▸ **TASK SET**
[1] Which vocalists does the text on the live album credit with performing live on stage?
[2] According to the text on the live album, how many tracks made up the tour's setlist?

Live album by Two Steps from Hell
- Released: 4 November 2022
- Recorded: 15 June – 2 July 2022
- Genre: Classical crossover; classical; trailer music;
- Length: 123:44
- Label: Sony Classical Records
- Producer: Thomas Bergersen; Nick Phoenix;

Two Steps from Hell chronology
| Myth (2022) | Live – An Epic Music Experience (2022) |  |

= Live – An Epic Music Experience =

Live – An Epic Music Experience is a live album created by the music production company Two Steps from Hell, released on November 4, 2022. It is distributed by Sony Classical Records digitally, on CD (two discs), and vinyl (three discs). It is the group's first and only live album, and their final commercial release before disbanding in 2024.

The album entirely comprises recordings of songs performed live during concerts forming the group's 2022 European tour, their first concert tour, which concluded four months prior to its release. It consists of all 28 tracks that comprised the tour's setlist, written by composers Thomas J. Bergersen and Nick Phoenix. It features an assortment of songs from the group's entire 16-year catalog, including numerous greatest hits; many were newly arranged (to varying degrees) for the purpose of performing them live in a concert hall and feature as such versions on the album.

Credited artists who performed live on stage with Bergersen and Phoenix include vocalists Úyanga Bold, Merethe Soltvedt, Kamila Nývltová and Rechoir, as well as instrumentalists Esther Abrami, Eliane Correa, Greg Ellis, Skye Emanuel, Helen Nash, Kamila Nývltová, Saulius Petreikis and the Odesa Opera Orchestra.

▸ **STORED DATA**

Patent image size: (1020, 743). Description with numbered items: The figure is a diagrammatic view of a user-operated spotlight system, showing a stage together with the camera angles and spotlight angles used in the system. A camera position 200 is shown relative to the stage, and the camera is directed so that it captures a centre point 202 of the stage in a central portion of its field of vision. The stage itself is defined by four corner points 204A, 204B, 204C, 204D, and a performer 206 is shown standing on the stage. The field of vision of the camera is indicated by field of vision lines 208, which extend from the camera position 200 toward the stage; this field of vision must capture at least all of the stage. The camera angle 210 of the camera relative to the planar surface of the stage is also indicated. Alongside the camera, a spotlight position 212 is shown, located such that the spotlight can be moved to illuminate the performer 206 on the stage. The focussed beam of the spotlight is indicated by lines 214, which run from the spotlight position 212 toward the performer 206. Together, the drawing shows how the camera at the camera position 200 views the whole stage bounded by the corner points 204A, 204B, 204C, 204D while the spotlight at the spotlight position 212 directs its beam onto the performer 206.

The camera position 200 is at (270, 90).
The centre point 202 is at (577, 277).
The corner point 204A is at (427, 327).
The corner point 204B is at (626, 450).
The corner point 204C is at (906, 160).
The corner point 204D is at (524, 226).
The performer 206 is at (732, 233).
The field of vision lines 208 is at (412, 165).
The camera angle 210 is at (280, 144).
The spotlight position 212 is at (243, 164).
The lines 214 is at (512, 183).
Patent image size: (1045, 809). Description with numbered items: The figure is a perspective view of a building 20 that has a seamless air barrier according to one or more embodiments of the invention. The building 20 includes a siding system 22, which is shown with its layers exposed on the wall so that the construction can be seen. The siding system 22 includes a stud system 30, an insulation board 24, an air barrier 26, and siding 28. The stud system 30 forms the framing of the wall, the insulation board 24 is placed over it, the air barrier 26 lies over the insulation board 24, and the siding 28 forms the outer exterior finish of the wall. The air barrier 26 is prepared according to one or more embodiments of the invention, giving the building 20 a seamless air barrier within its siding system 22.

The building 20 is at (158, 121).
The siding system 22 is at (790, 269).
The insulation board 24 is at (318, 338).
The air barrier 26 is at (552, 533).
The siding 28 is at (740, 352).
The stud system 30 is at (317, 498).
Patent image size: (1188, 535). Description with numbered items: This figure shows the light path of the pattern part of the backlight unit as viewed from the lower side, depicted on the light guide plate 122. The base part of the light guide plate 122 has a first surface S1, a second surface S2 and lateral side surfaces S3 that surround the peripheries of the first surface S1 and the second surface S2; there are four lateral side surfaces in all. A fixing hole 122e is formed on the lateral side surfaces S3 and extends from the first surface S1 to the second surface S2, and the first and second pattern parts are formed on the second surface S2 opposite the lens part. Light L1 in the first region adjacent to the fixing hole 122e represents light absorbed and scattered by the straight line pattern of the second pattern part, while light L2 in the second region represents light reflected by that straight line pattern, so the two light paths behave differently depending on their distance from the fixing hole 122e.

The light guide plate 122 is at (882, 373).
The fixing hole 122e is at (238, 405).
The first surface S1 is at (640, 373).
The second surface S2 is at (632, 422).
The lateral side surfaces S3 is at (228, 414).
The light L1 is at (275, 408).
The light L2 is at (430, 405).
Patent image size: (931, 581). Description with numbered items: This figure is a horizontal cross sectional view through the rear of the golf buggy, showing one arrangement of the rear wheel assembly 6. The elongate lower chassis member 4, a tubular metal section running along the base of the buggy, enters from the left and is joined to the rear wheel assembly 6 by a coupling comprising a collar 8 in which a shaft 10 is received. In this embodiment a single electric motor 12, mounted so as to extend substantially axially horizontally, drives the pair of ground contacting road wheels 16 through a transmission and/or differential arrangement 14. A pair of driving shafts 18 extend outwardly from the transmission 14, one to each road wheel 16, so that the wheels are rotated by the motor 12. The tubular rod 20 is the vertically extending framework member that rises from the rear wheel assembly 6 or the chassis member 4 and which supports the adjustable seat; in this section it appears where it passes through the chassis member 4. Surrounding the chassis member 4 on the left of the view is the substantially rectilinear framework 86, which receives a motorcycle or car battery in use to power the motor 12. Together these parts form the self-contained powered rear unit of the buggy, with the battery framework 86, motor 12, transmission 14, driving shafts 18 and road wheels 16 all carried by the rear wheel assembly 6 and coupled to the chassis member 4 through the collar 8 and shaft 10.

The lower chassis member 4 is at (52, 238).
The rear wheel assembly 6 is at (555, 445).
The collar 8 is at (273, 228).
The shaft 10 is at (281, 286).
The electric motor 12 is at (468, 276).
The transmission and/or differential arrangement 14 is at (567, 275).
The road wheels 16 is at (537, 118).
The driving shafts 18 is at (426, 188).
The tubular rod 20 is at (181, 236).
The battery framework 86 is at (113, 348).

▸ **RESULTS FOR EACH TASK**
[1] Úyanga Bold, Merethe Soltvedt, Kamila Nývltová, Rechoir

[2] 28 tracks